§ Supplied data:

○ ○ ○ ○ ○ ○ ○

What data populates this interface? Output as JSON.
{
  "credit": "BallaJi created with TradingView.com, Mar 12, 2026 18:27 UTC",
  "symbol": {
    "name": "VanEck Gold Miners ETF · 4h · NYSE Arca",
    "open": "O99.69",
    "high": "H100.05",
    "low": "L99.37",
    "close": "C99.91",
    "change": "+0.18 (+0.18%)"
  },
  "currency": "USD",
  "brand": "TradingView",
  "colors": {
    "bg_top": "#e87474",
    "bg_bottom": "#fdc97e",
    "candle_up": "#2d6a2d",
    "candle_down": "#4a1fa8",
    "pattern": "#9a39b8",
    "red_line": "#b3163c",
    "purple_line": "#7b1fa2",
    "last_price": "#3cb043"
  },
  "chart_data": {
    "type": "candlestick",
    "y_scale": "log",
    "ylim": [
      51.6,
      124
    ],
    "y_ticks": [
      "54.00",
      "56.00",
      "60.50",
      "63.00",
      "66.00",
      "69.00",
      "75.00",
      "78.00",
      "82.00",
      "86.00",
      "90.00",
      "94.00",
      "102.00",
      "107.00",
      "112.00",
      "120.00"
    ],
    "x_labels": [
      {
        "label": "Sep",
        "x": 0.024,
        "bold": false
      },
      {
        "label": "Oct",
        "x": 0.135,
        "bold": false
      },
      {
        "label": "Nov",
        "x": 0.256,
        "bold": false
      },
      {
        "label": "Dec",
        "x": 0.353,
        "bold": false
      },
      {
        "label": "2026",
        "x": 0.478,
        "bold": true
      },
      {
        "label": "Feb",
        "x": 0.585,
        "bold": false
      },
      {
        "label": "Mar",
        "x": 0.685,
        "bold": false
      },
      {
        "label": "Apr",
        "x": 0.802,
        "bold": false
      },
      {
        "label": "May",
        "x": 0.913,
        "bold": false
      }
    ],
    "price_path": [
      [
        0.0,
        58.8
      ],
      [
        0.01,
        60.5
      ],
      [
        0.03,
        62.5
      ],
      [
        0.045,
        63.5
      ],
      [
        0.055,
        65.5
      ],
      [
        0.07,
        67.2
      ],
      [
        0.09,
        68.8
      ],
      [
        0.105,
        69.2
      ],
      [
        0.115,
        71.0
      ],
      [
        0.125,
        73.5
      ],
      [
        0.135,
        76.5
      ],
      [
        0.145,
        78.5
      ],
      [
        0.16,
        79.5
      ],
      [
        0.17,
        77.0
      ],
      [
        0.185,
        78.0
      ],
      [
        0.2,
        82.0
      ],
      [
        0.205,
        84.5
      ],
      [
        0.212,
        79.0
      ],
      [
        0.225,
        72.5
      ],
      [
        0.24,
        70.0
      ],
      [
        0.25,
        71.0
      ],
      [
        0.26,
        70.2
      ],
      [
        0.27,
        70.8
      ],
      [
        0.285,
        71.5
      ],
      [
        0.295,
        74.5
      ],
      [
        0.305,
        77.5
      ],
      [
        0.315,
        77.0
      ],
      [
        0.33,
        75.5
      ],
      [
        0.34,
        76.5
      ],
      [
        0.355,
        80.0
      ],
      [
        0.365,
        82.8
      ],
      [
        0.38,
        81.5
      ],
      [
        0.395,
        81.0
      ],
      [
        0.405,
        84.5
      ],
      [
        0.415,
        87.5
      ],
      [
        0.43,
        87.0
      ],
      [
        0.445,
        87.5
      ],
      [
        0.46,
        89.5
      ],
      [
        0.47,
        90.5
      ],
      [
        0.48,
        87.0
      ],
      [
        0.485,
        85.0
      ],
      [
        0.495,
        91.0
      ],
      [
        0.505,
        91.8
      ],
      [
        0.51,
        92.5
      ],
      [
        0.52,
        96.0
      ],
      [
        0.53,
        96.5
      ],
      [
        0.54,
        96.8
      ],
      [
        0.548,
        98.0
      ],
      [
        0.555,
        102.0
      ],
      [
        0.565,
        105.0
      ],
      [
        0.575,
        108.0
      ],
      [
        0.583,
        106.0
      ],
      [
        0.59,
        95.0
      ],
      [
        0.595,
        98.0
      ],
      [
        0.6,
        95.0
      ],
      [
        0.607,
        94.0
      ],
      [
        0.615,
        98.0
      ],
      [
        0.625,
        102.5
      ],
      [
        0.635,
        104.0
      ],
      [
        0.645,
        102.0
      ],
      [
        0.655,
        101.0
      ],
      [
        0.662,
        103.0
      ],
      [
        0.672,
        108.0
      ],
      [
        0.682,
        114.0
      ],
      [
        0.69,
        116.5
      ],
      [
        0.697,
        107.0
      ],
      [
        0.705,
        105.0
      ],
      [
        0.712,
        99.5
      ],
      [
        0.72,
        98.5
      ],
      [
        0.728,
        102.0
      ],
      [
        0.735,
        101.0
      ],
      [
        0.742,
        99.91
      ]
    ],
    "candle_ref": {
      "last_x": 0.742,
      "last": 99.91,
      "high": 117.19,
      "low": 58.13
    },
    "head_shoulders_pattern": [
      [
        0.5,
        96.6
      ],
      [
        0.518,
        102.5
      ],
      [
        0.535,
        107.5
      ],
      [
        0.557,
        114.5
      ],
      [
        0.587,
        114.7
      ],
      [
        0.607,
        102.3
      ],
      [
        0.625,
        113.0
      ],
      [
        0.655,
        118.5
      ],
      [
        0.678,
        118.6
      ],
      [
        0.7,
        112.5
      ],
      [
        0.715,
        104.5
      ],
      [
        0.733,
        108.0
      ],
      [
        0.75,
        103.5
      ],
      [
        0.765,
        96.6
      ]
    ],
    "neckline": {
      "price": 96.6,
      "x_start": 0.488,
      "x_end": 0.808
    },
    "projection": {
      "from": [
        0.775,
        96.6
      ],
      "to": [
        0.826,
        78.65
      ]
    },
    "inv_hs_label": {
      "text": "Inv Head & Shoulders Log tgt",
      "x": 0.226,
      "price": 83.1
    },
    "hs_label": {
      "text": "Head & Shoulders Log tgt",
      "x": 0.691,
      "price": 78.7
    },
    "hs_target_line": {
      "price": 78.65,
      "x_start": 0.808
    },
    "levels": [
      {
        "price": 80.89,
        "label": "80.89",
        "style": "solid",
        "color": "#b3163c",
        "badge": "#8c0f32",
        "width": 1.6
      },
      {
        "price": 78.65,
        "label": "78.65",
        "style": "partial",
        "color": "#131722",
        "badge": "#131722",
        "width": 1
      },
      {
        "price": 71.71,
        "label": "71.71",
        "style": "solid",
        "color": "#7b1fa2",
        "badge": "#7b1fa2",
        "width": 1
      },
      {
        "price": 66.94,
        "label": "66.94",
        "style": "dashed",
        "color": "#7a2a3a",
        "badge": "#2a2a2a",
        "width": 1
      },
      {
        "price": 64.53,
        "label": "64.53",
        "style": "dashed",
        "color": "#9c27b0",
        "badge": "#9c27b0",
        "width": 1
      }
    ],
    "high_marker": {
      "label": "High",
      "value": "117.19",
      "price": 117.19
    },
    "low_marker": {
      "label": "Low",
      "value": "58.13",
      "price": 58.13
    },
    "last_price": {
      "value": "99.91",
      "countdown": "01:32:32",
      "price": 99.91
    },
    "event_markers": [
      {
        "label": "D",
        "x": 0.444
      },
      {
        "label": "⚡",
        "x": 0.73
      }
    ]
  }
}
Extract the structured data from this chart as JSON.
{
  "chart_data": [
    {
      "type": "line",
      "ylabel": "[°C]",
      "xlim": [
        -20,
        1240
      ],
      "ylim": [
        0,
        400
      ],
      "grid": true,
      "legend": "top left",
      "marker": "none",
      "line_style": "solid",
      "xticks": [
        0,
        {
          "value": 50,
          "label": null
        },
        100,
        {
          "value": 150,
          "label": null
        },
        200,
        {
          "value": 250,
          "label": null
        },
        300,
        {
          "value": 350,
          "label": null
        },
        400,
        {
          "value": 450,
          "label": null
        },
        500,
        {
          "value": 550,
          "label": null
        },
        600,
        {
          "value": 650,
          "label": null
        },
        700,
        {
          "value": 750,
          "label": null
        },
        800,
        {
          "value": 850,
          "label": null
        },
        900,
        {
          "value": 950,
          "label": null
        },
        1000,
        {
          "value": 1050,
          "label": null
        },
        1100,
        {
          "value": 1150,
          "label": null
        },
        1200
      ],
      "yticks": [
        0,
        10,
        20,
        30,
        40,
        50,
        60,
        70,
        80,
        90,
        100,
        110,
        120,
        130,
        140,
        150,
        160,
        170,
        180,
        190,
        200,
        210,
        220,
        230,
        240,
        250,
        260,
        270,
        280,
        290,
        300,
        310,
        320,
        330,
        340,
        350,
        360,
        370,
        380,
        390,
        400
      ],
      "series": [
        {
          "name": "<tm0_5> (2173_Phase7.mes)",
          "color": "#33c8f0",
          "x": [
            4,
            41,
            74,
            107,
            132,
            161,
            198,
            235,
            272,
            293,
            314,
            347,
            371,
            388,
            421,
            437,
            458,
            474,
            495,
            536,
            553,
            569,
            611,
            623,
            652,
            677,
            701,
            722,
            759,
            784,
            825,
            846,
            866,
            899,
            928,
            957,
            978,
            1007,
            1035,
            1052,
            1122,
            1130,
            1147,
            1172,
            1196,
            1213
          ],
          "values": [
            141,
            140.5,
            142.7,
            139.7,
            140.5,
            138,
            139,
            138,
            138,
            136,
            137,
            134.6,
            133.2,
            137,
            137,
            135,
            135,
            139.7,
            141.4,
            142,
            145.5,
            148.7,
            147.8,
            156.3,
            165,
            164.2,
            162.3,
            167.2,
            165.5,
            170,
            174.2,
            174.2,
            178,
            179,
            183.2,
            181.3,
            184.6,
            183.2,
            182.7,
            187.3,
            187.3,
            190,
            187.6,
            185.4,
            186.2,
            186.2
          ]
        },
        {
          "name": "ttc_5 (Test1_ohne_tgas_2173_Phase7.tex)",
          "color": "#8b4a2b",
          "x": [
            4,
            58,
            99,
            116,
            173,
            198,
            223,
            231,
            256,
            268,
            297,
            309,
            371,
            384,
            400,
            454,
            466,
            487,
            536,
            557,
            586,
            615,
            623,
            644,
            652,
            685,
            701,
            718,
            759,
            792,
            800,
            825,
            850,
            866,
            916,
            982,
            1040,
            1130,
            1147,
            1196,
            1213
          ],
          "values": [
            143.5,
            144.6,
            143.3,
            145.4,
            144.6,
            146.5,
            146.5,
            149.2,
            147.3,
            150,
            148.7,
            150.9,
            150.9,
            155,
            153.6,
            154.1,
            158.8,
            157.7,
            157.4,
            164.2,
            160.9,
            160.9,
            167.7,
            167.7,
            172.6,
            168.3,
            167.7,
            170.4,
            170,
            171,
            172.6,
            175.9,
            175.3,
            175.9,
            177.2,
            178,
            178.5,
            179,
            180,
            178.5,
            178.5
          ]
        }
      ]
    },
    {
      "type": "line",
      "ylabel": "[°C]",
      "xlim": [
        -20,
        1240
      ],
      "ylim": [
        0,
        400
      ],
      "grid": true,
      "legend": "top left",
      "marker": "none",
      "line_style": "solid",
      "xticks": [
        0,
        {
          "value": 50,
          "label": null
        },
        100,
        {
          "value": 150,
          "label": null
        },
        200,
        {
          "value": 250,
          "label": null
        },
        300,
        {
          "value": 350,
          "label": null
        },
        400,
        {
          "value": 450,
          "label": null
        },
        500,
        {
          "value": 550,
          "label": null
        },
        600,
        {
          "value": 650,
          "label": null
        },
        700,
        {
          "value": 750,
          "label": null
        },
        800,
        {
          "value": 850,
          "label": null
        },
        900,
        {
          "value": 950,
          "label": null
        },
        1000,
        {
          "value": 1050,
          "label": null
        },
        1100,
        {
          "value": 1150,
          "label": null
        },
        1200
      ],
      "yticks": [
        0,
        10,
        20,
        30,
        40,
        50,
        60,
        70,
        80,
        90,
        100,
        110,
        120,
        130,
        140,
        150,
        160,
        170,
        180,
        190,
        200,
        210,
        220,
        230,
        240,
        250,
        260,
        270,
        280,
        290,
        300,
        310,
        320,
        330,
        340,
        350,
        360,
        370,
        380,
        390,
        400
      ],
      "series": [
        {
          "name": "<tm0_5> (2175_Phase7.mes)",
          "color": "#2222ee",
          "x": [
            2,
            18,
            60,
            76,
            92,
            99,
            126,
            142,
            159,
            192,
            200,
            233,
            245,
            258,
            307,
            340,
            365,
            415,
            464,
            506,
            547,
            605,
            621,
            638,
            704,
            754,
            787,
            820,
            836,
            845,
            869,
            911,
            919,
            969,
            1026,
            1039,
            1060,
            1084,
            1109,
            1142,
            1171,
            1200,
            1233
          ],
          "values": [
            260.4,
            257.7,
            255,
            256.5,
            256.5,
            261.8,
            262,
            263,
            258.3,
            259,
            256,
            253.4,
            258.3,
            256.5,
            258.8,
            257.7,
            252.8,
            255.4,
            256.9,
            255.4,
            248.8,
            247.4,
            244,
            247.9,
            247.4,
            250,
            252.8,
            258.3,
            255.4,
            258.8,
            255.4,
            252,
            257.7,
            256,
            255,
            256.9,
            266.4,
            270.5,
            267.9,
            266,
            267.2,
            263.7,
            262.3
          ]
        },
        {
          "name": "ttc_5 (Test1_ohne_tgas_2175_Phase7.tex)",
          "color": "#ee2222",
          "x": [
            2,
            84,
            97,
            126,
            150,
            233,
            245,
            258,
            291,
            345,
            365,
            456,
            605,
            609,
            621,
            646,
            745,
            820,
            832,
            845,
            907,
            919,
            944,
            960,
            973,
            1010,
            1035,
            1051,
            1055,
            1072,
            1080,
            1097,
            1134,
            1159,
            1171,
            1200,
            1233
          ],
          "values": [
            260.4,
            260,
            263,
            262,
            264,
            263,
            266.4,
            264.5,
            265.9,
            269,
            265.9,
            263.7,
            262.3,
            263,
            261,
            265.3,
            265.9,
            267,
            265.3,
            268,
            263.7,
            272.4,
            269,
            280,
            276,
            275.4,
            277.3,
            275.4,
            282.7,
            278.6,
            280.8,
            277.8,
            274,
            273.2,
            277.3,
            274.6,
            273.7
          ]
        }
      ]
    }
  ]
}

○ ○ ○ ○ ○ ○ ○

§ Task directions: Go through the material line by line. Show each line that contains the string "this".

§ Finished exercise:
What data populates this interface? Output as JSON.
Extract the structured data from this chart as JSON.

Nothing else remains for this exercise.